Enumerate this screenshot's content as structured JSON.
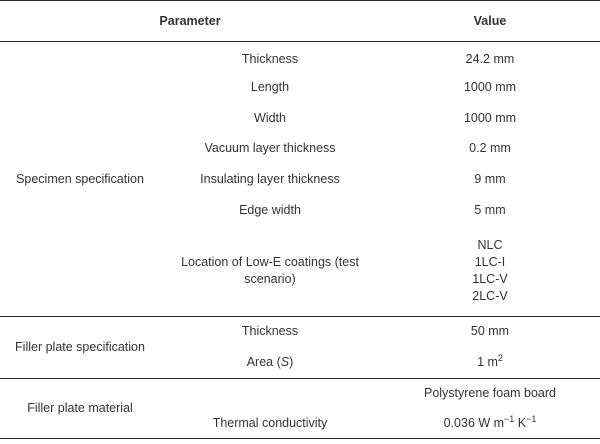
{
  "header": {
    "col_parameter": "Parameter",
    "col_value": "Value"
  },
  "specimen": {
    "label": "Specimen specification",
    "rows": [
      {
        "param": "Thickness",
        "value": "24.2 mm"
      },
      {
        "param": "Length",
        "value": "1000 mm"
      },
      {
        "param": "Width",
        "value": "1000 mm"
      },
      {
        "param": "Vacuum layer thickness",
        "value": "0.2 mm"
      },
      {
        "param": "Insulating layer thickness",
        "value": "9 mm"
      },
      {
        "param": "Edge width",
        "value": "5 mm"
      }
    ],
    "lowe": {
      "param": "Location of Low-E coatings (test scenario)",
      "values": [
        "NLC",
        "1LC-I",
        "1LC-V",
        "2LC-V"
      ]
    }
  },
  "filler_spec": {
    "label": "Filler plate specification",
    "thickness_param": "Thickness",
    "thickness_value": "50 mm",
    "area_param_prefix": "Area (",
    "area_param_symbol": "S",
    "area_param_suffix": ")",
    "area_value_base": "1 m",
    "area_value_exp": "2"
  },
  "filler_material": {
    "label": "Filler plate material",
    "material_value": "Polystyrene foam board",
    "conductivity_param": "Thermal conductivity",
    "conductivity_value_a": "0.036 W m",
    "conductivity_exp_a": "−1",
    "conductivity_value_b": " K",
    "conductivity_exp_b": "−1"
  }
}
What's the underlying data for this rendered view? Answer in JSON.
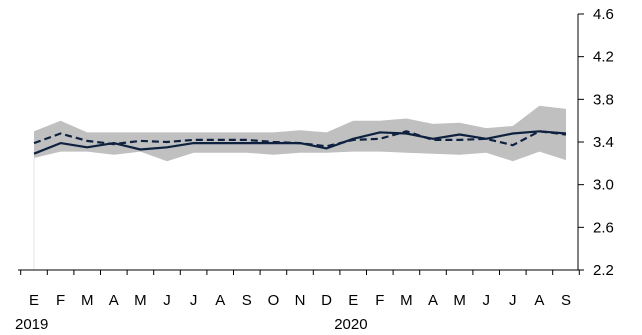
{
  "chart_data": {
    "type": "line",
    "title": "",
    "xlabel": "",
    "ylabel": "",
    "categories": [
      "E",
      "F",
      "M",
      "A",
      "M",
      "J",
      "J",
      "A",
      "S",
      "O",
      "N",
      "D",
      "E",
      "F",
      "M",
      "A",
      "M",
      "J",
      "J",
      "A",
      "S"
    ],
    "year_labels": [
      {
        "label": "2019",
        "category_index": 0
      },
      {
        "label": "2020",
        "category_index": 12
      }
    ],
    "yaxis": {
      "position": "right",
      "ylim": [
        2.2,
        4.6
      ],
      "ticks": [
        "2.2",
        "2.6",
        "3.0",
        "3.4",
        "3.8",
        "4.2",
        "4.6"
      ]
    },
    "band": {
      "color": "#c0c0c0",
      "upper": [
        3.5,
        3.6,
        3.49,
        3.49,
        3.49,
        3.49,
        3.49,
        3.49,
        3.49,
        3.49,
        3.51,
        3.49,
        3.6,
        3.6,
        3.62,
        3.57,
        3.58,
        3.53,
        3.55,
        3.74,
        3.71
      ],
      "lower": [
        3.25,
        3.31,
        3.31,
        3.28,
        3.31,
        3.22,
        3.3,
        3.3,
        3.3,
        3.28,
        3.3,
        3.3,
        3.31,
        3.31,
        3.3,
        3.29,
        3.28,
        3.3,
        3.22,
        3.31,
        3.23
      ]
    },
    "series": [
      {
        "style": "solid",
        "color": "#0e2240",
        "values": [
          3.29,
          3.39,
          3.35,
          3.39,
          3.33,
          3.35,
          3.39,
          3.39,
          3.39,
          3.39,
          3.39,
          3.34,
          3.43,
          3.49,
          3.48,
          3.43,
          3.47,
          3.43,
          3.48,
          3.5,
          3.48
        ]
      },
      {
        "style": "dashed",
        "color": "#0e2240",
        "values": [
          3.39,
          3.48,
          3.41,
          3.38,
          3.41,
          3.4,
          3.42,
          3.42,
          3.42,
          3.4,
          3.39,
          3.36,
          3.42,
          3.43,
          3.5,
          3.42,
          3.42,
          3.43,
          3.37,
          3.5,
          3.47
        ]
      }
    ]
  }
}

= = = = =

- [To do]
All of the material above should be reproduced exactly, except the pictures.

- [Exercise output]
Enumerate this screenshot's content as structured JSON.
{
  "header": {
    "col_parameter": "Parameter",
    "col_value": "Value"
  },
  "specimen": {
    "label": "Specimen specification",
    "rows": [
      {
        "param": "Thickness",
        "value": "24.2 mm"
      },
      {
        "param": "Length",
        "value": "1000 mm"
      },
      {
        "param": "Width",
        "value": "1000 mm"
      },
      {
        "param": "Vacuum layer thickness",
        "value": "0.2 mm"
      },
      {
        "param": "Insulating layer thickness",
        "value": "9 mm"
      },
      {
        "param": "Edge width",
        "value": "5 mm"
      }
    ],
    "lowe": {
      "param": "Location of Low-E coatings (test scenario)",
      "values": [
        "NLC",
        "1LC-I",
        "1LC-V",
        "2LC-V"
      ]
    }
  },
  "filler_spec": {
    "label": "Filler plate specification",
    "thickness_param": "Thickness",
    "thickness_value": "50 mm",
    "area_param_prefix": "Area (",
    "area_param_symbol": "S",
    "area_param_suffix": ")",
    "area_value_base": "1 m",
    "area_value_exp": "2"
  },
  "filler_material": {
    "label": "Filler plate material",
    "material_value": "Polystyrene foam board",
    "conductivity_param": "Thermal conductivity",
    "conductivity_value_a": "0.036 W m",
    "conductivity_exp_a": "−1",
    "conductivity_value_b": " K",
    "conductivity_exp_b": "−1"
  }
}
What's the underlying data for this rendered view? Answer in JSON.
{
  "chart_data": {
    "type": "line",
    "title": "",
    "xlabel": "",
    "ylabel": "",
    "categories": [
      "E",
      "F",
      "M",
      "A",
      "M",
      "J",
      "J",
      "A",
      "S",
      "O",
      "N",
      "D",
      "E",
      "F",
      "M",
      "A",
      "M",
      "J",
      "J",
      "A",
      "S"
    ],
    "year_labels": [
      {
        "label": "2019",
        "category_index": 0
      },
      {
        "label": "2020",
        "category_index": 12
      }
    ],
    "yaxis": {
      "position": "right",
      "ylim": [
        2.2,
        4.6
      ],
      "ticks": [
        "2.2",
        "2.6",
        "3.0",
        "3.4",
        "3.8",
        "4.2",
        "4.6"
      ]
    },
    "band": {
      "color": "#c0c0c0",
      "upper": [
        3.5,
        3.6,
        3.49,
        3.49,
        3.49,
        3.49,
        3.49,
        3.49,
        3.49,
        3.49,
        3.51,
        3.49,
        3.6,
        3.6,
        3.62,
        3.57,
        3.58,
        3.53,
        3.55,
        3.74,
        3.71
      ],
      "lower": [
        3.25,
        3.31,
        3.31,
        3.28,
        3.31,
        3.22,
        3.3,
        3.3,
        3.3,
        3.28,
        3.3,
        3.3,
        3.31,
        3.31,
        3.3,
        3.29,
        3.28,
        3.3,
        3.22,
        3.31,
        3.23
      ]
    },
    "series": [
      {
        "style": "solid",
        "color": "#0e2240",
        "values": [
          3.29,
          3.39,
          3.35,
          3.39,
          3.33,
          3.35,
          3.39,
          3.39,
          3.39,
          3.39,
          3.39,
          3.34,
          3.43,
          3.49,
          3.48,
          3.43,
          3.47,
          3.43,
          3.48,
          3.5,
          3.48
        ]
      },
      {
        "style": "dashed",
        "color": "#0e2240",
        "values": [
          3.39,
          3.48,
          3.41,
          3.38,
          3.41,
          3.4,
          3.42,
          3.42,
          3.42,
          3.4,
          3.39,
          3.36,
          3.42,
          3.43,
          3.5,
          3.42,
          3.42,
          3.43,
          3.37,
          3.5,
          3.47
        ]
      }
    ]
  }
}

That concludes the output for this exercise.